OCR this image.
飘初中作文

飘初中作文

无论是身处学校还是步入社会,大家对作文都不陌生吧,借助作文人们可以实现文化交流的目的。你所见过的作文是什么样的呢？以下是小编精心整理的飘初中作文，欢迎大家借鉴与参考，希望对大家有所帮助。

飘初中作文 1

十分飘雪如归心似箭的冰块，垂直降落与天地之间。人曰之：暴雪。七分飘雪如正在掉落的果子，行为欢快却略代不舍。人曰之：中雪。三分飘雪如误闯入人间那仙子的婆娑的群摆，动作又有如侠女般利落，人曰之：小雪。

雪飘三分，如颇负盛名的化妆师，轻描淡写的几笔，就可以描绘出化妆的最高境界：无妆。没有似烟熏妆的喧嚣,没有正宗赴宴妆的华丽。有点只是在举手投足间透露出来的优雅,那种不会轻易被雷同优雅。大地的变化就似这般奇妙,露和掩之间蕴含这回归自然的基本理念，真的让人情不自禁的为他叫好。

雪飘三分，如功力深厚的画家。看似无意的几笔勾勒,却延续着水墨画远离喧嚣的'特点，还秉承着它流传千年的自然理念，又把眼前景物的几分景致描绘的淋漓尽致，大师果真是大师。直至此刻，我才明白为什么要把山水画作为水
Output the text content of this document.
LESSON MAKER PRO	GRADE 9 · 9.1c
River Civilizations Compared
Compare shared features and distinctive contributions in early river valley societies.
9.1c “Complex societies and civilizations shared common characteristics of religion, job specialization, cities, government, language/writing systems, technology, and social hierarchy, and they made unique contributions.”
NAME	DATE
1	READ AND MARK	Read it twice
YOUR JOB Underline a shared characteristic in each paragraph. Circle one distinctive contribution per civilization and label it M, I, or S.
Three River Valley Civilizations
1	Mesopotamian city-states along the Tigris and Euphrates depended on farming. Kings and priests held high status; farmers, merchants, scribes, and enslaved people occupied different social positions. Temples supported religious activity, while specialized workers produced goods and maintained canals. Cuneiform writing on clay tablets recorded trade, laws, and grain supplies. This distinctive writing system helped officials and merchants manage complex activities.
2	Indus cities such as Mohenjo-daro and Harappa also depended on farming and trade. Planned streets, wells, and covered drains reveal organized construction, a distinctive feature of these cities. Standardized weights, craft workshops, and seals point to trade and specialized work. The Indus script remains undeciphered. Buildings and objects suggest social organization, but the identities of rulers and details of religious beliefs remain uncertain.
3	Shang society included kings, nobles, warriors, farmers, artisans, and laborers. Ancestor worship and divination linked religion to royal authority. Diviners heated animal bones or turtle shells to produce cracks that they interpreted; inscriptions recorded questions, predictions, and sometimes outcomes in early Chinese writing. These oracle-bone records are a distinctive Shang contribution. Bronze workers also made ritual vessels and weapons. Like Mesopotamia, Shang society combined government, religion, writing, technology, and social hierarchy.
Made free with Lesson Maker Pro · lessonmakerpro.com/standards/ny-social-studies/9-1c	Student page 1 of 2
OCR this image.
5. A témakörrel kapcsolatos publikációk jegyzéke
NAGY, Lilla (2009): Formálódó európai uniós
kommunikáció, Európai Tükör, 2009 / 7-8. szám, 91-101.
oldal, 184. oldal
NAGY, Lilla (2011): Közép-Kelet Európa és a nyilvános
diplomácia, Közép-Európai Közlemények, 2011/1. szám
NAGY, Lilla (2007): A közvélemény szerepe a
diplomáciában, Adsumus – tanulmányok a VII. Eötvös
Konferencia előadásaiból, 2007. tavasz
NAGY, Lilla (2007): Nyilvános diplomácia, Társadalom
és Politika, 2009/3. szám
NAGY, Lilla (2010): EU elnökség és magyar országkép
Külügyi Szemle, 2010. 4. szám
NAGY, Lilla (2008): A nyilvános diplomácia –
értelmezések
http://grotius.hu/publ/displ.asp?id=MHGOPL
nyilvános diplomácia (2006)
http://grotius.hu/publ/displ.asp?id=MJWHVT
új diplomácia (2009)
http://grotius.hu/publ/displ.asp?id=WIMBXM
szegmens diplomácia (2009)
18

JOB
Each of the records should be retyped exactly.

SOLUTION FOR THIS EXERCISE
OCR this image.
飘初中作文

飘初中作文

无论是身处学校还是步入社会,大家对作文都不陌生吧,借助作文人们可以实现文化交流的目的。你所见过的作文是什么样的呢？以下是小编精心整理的飘初中作文，欢迎大家借鉴与参考，希望对大家有所帮助。

飘初中作文 1

十分飘雪如归心似箭的冰块，垂直降落与天地之间。人曰之：暴雪。七分飘雪如正在掉落的果子，行为欢快却略代不舍。人曰之：中雪。三分飘雪如误闯入人间那仙子的婆娑的群摆，动作又有如侠女般利落，人曰之：小雪。

雪飘三分，如颇负盛名的化妆师，轻描淡写的几笔，就可以描绘出化妆的最高境界：无妆。没有似烟熏妆的喧嚣,没有正宗赴宴妆的华丽。有点只是在举手投足间透露出来的优雅,那种不会轻易被雷同优雅。大地的变化就似这般奇妙,露和掩之间蕴含这回归自然的基本理念，真的让人情不自禁的为他叫好。

雪飘三分，如功力深厚的画家。看似无意的几笔勾勒,却延续着水墨画远离喧嚣的'特点，还秉承着它流传千年的自然理念，又把眼前景物的几分景致描绘的淋漓尽致，大师果真是大师。直至此刻，我才明白为什么要把山水画作为水
Output the text content of this document.
LESSON MAKER PRO	GRADE 9 · 9.1c
River Civilizations Compared
Compare shared features and distinctive contributions in early river valley societies.
9.1c “Complex societies and civilizations shared common characteristics of religion, job specialization, cities, government, language/writing systems, technology, and social hierarchy, and they made unique contributions.”
NAME	DATE
1	READ AND MARK	Read it twice
YOUR JOB Underline a shared characteristic in each paragraph. Circle one distinctive contribution per civilization and label it M, I, or S.
Three River Valley Civilizations
1	Mesopotamian city-states along the Tigris and Euphrates depended on farming. Kings and priests held high status; farmers, merchants, scribes, and enslaved people occupied different social positions. Temples supported religious activity, while specialized workers produced goods and maintained canals. Cuneiform writing on clay tablets recorded trade, laws, and grain supplies. This distinctive writing system helped officials and merchants manage complex activities.
2	Indus cities such as Mohenjo-daro and Harappa also depended on farming and trade. Planned streets, wells, and covered drains reveal organized construction, a distinctive feature of these cities. Standardized weights, craft workshops, and seals point to trade and specialized work. The Indus script remains undeciphered. Buildings and objects suggest social organization, but the identities of rulers and details of religious beliefs remain uncertain.
3	Shang society included kings, nobles, warriors, farmers, artisans, and laborers. Ancestor worship and divination linked religion to royal authority. Diviners heated animal bones or turtle shells to produce cracks that they interpreted; inscriptions recorded questions, predictions, and sometimes outcomes in early Chinese writing. These oracle-bone records are a distinctive Shang contribution. Bronze workers also made ritual vessels and weapons. Like Mesopotamia, Shang society combined government, religion, writing, technology, and social hierarchy.
Made free with Lesson Maker Pro · lessonmakerpro.com/standards/ny-social-studies/9-1c	Student page 1 of 2
OCR this image.
5. A témakörrel kapcsolatos publikációk jegyzéke
NAGY, Lilla (2009): Formálódó európai uniós
kommunikáció, Európai Tükör, 2009 / 7-8. szám, 91-101.
oldal, 184. oldal
NAGY, Lilla (2011): Közép-Kelet Európa és a nyilvános
diplomácia, Közép-Európai Közlemények, 2011/1. szám
NAGY, Lilla (2007): A közvélemény szerepe a
diplomáciában, Adsumus – tanulmányok a VII. Eötvös
Konferencia előadásaiból, 2007. tavasz
NAGY, Lilla (2007): Nyilvános diplomácia, Társadalom
és Politika, 2009/3. szám
NAGY, Lilla (2010): EU elnökség és magyar országkép
Külügyi Szemle, 2010. 4. szám
NAGY, Lilla (2008): A nyilvános diplomácia –
értelmezések
http://grotius.hu/publ/displ.asp?id=MHGOPL
nyilvános diplomácia (2006)
http://grotius.hu/publ/displ.asp?id=MJWHVT
új diplomácia (2009)
http://grotius.hu/publ/displ.asp?id=WIMBXM
szegmens diplomácia (2009)
18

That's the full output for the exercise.